__Work instructions__. From the records below, copy every line that contains the word "selling".

Start Material shown

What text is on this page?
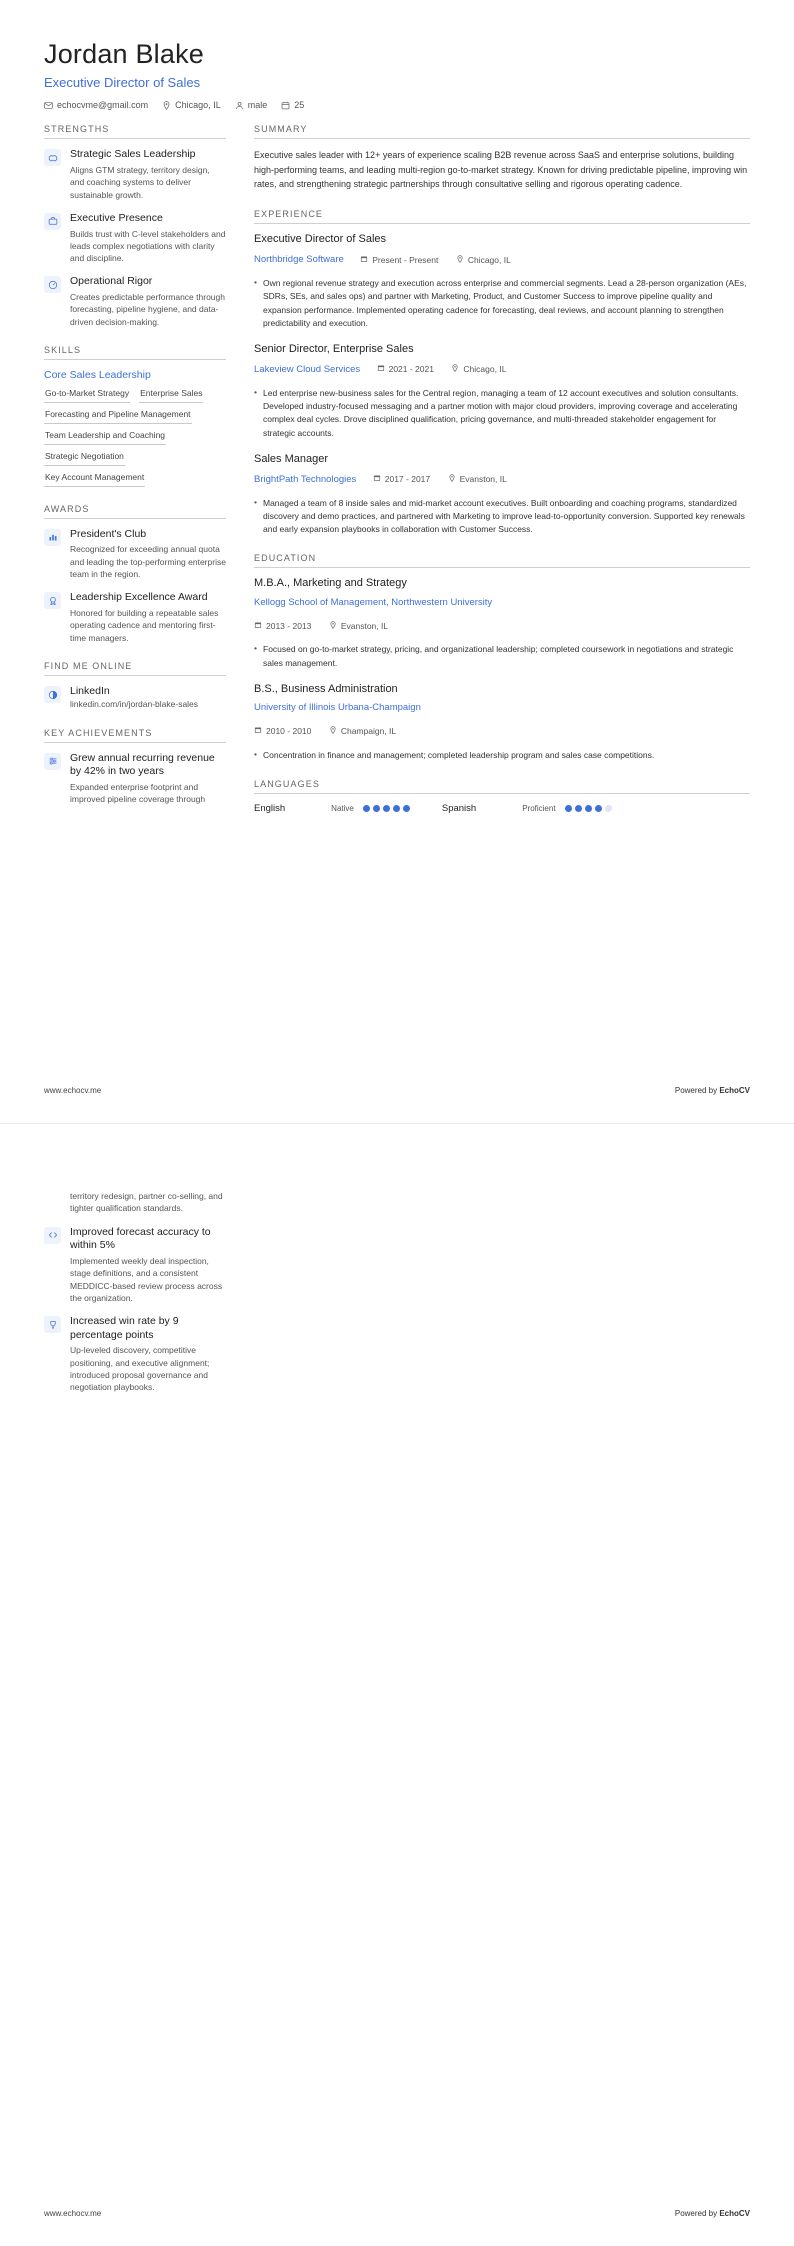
Jordan Blake
Executive Director of Sales
echocvme@gmail.com	Chicago, IL	male	25
STRENGTHS
Strategic Sales Leadership
Aligns GTM strategy, territory design, and coaching systems to deliver sustainable growth.
Executive Presence
Builds trust with C-level stakeholders and leads complex negotiations with clarity and discipline.
Operational Rigor
Creates predictable performance through forecasting, pipeline hygiene, and data-driven decision-making.
SKILLS
Core Sales Leadership
Go-to-Market Strategy Enterprise Sales
Forecasting and Pipeline Management
Team Leadership and Coaching
Strategic Negotiation
Key Account Management
AWARDS
President's Club
Recognized for exceeding annual quota and leading the top-performing enterprise team in the region.
Leadership Excellence Award
Honored for building a repeatable sales operating cadence and mentoring first-time managers.
FIND ME ONLINE
LinkedIn
linkedin.com/in/jordan-blake-sales
KEY ACHIEVEMENTS
Grew annual recurring revenue by 42% in two years
Expanded enterprise footprint and improved pipeline coverage through
SUMMARY

Executive sales leader with 12+ years of experience scaling B2B revenue across SaaS and enterprise solutions, building high-performing teams, and leading multi-region go-to-market strategy. Known for driving predictable pipeline, improving win rates, and strengthening strategic partnerships through consultative selling and rigorous operating cadence.

EXPERIENCE
Executive Director of Sales
Northbridge Software	Present - Present
	Chicago, IL
• Own regional revenue strategy and execution across enterprise and commercial segments. Lead a 28-person organization (AEs, SDRs, SEs, and sales ops) and partner with Marketing, Product, and Customer Success to improve pipeline quality and expansion performance. Implemented operating cadence for forecasting, deal reviews, and account planning to strengthen predictability and execution.
Senior Director, Enterprise Sales
Lakeview Cloud Services	2021 - 2021
	Chicago, IL
• Led enterprise new-business sales for the Central region, managing a team of 12 account executives and solution consultants. Developed industry-focused messaging and a partner motion with major cloud providers, improving coverage and accelerating complex deal cycles. Drove disciplined qualification, pricing governance, and multi-threaded stakeholder engagement for strategic accounts.
Sales Manager
BrightPath Technologies	2017 - 2017
	Evanston, IL
• Managed a team of 8 inside sales and mid-market account executives. Built onboarding and coaching programs, standardized discovery and demo practices, and partnered with Marketing to improve lead-to-opportunity conversion. Supported key renewals and early expansion playbooks in collaboration with Customer Success.
EDUCATION
M.B.A., Marketing and Strategy
Kellogg School of Management, Northwestern University
2013 - 2013
	Evanston, IL
• Focused on go-to-market strategy, pricing, and organizational leadership; completed coursework in negotiations and strategic sales management.
B.S., Business Administration
University of Illinois Urbana-Champaign
2010 - 2010
	Champaign, IL
• Concentration in finance and management; completed leadership program and sales case competitions.
LANGUAGES
English	Native	Spanish	Proficient
www.echocv.me	Powered by EchoCV
territory redesign, partner co-selling, and tighter qualification standards.
Improved forecast accuracy to within 5%
Implemented weekly deal inspection, stage definitions, and a consistent MEDDICC-based review process across the organization.
Increased win rate by 9 percentage points
Up-leveled discovery, competitive positioning, and executive alignment; introduced proposal governance and negotiation playbooks.
www.echocv.me	Powered by EchoCV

End Material shown

__Result below__.
Executive sales leader with 12+ years of experience scaling B2B revenue across SaaS and enterprise solutions, building high-performing teams, and leading multi-region go-to-market strategy. Known for driving predictable pipeline, improving win rates, and strengthening strategic partnerships through consultative selling and rigorous operating cadence.
territory redesign, partner co-selling, and tighter qualification standards.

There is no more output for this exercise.